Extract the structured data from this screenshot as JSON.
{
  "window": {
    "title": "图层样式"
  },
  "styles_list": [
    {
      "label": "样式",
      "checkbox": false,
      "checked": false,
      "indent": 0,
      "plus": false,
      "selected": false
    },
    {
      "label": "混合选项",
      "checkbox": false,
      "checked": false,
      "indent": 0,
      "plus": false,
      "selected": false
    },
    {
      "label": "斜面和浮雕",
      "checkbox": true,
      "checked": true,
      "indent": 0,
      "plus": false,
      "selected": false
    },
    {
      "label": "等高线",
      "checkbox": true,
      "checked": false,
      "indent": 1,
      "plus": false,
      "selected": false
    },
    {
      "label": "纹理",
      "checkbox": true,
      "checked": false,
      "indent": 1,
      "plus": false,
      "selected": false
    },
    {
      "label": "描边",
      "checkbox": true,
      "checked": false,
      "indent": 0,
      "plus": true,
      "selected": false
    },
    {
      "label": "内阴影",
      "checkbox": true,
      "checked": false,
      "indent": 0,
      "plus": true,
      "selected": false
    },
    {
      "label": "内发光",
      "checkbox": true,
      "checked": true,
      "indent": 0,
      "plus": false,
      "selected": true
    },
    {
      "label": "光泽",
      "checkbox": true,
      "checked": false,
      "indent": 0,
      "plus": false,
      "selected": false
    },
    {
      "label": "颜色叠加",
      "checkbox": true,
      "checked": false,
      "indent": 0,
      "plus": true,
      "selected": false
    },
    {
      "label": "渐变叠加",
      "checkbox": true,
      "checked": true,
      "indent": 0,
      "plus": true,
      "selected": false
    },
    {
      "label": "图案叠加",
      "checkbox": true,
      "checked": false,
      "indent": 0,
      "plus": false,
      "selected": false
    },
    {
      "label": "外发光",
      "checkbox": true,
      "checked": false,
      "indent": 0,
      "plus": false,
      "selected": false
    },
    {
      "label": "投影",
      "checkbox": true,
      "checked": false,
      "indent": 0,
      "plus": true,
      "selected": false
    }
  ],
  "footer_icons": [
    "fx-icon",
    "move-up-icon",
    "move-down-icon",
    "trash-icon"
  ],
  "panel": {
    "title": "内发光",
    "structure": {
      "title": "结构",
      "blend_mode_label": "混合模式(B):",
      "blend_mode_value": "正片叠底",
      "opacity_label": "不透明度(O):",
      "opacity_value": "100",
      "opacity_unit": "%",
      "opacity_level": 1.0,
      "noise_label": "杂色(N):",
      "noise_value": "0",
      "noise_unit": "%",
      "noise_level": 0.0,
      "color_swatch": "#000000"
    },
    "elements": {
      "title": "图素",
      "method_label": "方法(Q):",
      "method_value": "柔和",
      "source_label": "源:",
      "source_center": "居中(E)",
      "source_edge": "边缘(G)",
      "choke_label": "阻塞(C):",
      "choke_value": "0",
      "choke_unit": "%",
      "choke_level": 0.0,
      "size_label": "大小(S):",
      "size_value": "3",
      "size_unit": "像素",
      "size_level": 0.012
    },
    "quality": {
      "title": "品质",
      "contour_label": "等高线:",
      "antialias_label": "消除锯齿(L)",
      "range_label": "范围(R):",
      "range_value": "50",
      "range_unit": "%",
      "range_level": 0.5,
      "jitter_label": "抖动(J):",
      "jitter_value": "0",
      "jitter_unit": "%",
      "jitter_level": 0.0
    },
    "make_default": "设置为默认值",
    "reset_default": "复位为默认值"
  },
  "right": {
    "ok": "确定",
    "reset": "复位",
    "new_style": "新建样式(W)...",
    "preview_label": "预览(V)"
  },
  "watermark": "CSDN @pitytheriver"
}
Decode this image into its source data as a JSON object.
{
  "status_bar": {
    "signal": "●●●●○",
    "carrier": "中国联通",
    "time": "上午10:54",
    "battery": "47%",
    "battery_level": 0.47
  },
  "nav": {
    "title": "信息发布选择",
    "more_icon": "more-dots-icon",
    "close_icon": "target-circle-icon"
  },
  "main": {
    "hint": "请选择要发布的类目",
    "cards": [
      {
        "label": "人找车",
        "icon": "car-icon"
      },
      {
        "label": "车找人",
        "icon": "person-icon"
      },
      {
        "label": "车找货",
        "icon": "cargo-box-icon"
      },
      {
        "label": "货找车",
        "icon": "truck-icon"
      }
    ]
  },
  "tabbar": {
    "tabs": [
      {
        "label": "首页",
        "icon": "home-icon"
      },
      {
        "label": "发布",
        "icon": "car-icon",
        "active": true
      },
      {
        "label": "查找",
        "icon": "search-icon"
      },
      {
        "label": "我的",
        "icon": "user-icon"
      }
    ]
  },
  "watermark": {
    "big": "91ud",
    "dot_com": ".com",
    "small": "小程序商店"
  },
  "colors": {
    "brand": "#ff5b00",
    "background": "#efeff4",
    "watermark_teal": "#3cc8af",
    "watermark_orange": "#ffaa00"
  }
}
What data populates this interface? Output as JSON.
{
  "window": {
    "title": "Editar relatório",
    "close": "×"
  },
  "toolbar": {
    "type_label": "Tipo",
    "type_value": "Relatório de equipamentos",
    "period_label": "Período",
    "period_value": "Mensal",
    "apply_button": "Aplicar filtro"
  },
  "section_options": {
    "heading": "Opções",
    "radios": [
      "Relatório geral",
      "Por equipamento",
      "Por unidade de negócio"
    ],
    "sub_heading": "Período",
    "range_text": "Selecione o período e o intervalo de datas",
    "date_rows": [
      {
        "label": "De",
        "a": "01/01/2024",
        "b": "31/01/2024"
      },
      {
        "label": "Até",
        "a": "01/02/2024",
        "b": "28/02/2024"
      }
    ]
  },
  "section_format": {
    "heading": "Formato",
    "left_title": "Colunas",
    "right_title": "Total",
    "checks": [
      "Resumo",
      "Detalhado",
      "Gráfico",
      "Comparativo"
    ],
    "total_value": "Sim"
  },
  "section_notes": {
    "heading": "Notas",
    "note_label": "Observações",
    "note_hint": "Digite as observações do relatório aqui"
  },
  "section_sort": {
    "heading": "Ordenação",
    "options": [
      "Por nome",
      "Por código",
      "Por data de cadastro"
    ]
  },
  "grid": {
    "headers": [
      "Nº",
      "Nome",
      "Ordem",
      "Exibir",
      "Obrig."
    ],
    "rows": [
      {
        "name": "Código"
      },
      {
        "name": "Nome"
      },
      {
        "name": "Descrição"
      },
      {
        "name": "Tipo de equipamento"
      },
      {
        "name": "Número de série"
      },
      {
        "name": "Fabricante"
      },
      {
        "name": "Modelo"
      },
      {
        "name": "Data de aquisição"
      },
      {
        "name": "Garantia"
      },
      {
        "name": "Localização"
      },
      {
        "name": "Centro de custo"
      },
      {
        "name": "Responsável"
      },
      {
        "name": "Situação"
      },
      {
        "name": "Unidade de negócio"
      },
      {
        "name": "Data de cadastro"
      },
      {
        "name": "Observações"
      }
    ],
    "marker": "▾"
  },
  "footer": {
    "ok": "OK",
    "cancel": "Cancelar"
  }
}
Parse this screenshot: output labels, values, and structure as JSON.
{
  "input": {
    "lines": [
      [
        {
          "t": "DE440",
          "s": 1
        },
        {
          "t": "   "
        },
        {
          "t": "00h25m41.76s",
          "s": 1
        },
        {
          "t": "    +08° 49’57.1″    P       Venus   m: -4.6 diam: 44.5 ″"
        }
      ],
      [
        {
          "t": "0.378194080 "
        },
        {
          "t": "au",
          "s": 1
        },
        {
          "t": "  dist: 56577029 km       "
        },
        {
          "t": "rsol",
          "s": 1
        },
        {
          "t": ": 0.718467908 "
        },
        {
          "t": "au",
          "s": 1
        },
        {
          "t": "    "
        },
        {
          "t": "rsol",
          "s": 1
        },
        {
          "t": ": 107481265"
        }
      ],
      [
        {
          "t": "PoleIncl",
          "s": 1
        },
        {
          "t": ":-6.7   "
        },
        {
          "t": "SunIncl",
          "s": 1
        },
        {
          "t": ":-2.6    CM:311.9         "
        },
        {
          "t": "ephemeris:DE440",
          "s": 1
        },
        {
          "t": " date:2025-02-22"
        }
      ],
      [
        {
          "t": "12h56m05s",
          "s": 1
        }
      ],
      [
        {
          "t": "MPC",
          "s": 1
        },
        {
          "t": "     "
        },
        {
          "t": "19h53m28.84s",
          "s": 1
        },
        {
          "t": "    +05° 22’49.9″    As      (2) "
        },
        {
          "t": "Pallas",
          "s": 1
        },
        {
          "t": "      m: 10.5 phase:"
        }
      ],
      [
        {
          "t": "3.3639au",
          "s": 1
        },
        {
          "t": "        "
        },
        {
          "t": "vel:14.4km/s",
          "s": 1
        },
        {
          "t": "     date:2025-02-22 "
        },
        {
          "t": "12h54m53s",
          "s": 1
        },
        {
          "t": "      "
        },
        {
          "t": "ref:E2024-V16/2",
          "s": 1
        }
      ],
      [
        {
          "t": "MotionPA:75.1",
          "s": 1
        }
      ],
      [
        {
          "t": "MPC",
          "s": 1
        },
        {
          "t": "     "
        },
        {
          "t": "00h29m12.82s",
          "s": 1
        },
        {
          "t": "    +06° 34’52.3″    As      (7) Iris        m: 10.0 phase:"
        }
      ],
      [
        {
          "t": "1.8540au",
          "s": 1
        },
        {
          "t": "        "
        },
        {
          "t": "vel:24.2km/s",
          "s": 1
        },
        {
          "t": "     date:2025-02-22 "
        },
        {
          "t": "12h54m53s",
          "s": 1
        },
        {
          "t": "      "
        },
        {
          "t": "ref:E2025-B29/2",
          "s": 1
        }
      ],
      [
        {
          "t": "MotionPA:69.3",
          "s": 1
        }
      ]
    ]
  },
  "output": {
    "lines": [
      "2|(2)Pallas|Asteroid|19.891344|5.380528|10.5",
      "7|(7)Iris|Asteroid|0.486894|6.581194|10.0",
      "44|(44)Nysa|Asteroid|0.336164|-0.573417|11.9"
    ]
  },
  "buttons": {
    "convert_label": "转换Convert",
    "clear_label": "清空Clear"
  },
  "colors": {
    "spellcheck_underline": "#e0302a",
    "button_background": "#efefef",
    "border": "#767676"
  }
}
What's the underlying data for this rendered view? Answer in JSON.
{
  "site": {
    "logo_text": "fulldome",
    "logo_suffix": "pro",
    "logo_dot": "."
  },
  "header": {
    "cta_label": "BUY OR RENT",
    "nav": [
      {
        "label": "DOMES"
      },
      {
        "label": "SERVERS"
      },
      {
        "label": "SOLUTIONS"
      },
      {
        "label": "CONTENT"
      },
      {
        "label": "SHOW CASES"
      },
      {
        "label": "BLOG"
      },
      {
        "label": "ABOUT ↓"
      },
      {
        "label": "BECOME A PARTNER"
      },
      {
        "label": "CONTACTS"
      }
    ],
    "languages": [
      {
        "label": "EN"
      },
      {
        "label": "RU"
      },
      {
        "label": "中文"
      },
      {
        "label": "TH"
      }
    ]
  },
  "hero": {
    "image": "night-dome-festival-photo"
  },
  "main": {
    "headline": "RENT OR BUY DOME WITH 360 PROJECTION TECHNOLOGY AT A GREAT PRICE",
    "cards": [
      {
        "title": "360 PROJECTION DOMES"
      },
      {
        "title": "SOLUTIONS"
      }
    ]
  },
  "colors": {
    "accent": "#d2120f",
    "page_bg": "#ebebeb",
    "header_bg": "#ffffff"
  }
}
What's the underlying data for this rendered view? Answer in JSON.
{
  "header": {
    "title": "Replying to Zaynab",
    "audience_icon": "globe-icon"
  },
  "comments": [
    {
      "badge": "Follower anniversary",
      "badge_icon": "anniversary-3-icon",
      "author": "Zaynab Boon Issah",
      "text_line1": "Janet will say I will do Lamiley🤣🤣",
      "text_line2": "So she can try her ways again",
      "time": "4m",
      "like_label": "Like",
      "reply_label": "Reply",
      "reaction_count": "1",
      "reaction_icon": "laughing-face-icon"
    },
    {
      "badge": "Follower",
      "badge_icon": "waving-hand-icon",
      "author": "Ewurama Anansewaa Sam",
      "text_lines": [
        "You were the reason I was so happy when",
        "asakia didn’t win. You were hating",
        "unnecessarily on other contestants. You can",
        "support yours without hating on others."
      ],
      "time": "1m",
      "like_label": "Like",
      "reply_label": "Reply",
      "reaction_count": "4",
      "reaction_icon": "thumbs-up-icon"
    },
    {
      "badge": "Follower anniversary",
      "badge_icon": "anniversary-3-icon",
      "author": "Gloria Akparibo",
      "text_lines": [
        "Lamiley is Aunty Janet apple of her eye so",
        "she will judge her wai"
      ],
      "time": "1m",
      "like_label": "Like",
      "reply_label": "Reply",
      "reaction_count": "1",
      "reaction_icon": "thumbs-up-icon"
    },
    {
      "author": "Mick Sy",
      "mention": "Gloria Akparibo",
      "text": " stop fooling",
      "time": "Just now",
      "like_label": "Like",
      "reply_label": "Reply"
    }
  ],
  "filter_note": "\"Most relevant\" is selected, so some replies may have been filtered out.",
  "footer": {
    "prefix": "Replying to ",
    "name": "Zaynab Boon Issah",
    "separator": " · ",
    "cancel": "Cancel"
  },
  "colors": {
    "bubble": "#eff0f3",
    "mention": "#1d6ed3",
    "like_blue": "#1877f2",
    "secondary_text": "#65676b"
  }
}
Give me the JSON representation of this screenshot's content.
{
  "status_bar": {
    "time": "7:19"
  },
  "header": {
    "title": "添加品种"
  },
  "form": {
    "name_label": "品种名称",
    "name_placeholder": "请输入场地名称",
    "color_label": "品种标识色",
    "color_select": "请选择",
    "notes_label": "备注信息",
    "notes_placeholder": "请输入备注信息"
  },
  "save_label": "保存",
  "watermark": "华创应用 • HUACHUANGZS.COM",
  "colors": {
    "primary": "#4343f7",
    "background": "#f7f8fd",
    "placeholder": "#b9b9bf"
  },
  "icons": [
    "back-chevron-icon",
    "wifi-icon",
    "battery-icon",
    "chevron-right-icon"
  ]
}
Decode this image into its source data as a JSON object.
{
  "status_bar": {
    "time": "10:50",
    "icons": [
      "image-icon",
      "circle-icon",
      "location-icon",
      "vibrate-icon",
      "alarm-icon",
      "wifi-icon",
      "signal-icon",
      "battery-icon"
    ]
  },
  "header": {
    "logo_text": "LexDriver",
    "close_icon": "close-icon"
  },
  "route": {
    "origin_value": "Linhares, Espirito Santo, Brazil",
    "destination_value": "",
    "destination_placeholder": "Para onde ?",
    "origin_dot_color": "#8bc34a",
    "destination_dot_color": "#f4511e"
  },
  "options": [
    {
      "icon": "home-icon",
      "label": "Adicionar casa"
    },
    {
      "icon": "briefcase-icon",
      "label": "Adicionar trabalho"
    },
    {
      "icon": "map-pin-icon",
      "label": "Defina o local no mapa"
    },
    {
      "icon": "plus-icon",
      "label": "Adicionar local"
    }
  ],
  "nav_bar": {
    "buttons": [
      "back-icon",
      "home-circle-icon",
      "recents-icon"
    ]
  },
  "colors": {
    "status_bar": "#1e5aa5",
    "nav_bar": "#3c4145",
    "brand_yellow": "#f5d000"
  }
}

GIVEN REQUEST » Give only the count of lines in this material that contain the string "image".

SOLUTION TO THE EXERCISE » 4